Keep only the lines of the listing that include the word "mixing", and copy them.

Source material:

'''

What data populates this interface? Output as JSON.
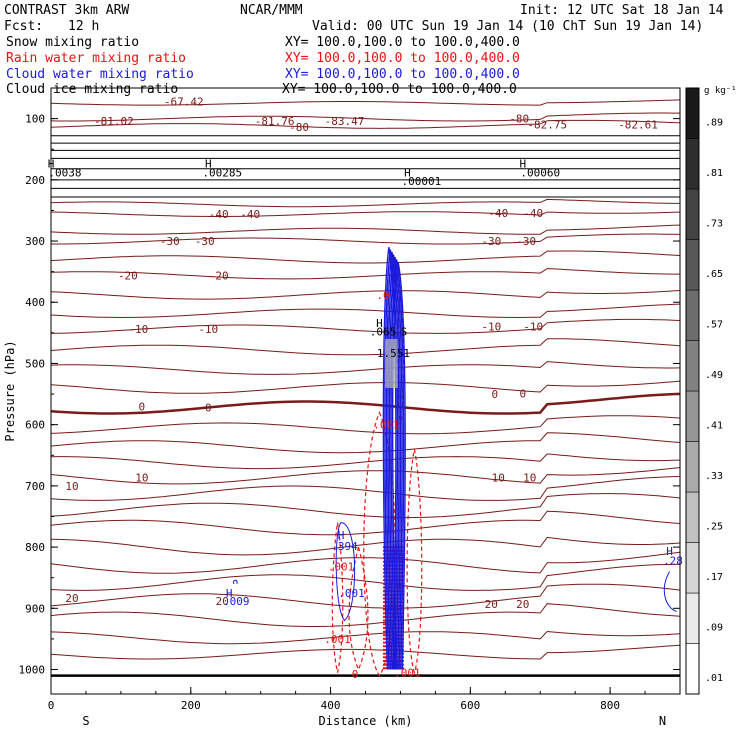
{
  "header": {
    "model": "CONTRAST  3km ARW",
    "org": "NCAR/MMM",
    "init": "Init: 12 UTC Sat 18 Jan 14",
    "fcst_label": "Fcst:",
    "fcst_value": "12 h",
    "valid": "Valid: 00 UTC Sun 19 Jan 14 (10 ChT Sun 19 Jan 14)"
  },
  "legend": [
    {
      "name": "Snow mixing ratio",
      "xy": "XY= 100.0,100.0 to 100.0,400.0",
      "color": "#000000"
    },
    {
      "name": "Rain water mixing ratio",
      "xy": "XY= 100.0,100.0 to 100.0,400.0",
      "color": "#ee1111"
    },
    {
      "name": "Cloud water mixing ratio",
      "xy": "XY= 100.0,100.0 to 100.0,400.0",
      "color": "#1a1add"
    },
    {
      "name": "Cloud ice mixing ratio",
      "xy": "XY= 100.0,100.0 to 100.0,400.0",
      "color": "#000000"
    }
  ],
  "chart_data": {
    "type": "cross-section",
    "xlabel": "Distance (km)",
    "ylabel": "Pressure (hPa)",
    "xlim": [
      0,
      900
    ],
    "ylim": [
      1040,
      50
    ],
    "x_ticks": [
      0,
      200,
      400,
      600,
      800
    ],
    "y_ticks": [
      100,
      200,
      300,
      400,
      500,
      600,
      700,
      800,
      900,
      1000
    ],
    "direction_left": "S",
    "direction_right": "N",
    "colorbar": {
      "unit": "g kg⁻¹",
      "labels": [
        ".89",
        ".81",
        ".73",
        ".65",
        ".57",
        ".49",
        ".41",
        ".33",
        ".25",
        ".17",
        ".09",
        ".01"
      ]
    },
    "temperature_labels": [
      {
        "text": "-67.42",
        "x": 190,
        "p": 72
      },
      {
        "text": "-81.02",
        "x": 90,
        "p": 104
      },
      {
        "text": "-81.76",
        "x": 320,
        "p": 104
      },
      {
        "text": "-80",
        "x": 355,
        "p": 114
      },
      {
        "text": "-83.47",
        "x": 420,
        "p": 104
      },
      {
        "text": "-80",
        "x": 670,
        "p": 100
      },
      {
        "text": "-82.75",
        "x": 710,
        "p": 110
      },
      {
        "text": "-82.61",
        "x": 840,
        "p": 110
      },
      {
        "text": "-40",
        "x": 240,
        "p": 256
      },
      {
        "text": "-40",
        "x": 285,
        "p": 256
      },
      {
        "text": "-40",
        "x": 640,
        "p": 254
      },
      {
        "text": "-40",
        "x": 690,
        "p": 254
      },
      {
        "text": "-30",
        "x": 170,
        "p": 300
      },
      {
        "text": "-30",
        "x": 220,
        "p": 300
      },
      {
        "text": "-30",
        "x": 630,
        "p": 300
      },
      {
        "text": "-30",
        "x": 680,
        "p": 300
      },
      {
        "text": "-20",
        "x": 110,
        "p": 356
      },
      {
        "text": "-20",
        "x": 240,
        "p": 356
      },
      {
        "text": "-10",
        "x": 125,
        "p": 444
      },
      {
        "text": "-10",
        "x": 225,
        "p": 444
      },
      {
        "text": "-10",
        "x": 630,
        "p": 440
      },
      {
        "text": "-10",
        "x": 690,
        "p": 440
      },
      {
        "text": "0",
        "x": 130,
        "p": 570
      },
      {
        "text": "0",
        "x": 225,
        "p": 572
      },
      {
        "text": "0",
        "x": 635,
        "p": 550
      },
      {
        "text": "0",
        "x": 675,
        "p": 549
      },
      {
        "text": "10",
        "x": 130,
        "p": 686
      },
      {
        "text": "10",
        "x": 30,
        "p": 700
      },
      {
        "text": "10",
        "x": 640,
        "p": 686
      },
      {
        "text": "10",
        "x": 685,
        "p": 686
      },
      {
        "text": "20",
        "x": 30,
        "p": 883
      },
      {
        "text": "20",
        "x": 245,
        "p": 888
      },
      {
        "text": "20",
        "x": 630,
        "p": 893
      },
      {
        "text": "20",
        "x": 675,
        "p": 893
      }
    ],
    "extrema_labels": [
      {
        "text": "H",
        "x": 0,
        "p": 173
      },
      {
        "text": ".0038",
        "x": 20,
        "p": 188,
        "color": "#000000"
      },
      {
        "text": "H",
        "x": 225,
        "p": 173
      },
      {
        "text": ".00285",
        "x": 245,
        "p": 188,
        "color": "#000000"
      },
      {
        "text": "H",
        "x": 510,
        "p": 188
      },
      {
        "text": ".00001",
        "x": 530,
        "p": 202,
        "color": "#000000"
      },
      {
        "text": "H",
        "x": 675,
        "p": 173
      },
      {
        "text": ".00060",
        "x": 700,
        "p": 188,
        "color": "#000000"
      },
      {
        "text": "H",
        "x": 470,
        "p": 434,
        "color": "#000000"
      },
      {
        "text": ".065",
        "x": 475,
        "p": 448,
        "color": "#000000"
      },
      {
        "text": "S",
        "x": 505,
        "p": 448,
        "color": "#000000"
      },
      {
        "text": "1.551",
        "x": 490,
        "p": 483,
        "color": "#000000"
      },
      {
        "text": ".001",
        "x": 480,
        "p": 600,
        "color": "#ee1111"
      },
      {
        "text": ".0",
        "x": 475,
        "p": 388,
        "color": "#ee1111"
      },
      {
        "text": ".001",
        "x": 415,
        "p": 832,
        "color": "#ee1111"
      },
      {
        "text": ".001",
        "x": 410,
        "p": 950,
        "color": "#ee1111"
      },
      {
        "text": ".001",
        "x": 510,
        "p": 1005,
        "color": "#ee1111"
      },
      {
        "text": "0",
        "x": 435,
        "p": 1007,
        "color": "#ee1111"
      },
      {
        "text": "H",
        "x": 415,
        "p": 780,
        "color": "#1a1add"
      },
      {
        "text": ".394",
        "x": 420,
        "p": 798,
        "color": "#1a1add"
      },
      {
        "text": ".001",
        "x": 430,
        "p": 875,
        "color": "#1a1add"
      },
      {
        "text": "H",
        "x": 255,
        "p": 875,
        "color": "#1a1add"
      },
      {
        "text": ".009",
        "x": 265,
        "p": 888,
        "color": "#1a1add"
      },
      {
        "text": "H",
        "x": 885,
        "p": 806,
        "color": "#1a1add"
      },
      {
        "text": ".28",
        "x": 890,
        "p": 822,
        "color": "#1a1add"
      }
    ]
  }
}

'''

Result of the task:
      "name": "Snow mixing ratio",
      "name": "Rain water mixing ratio",
      "name": "Cloud water mixing ratio",
      "name": "Cloud ice mixing ratio",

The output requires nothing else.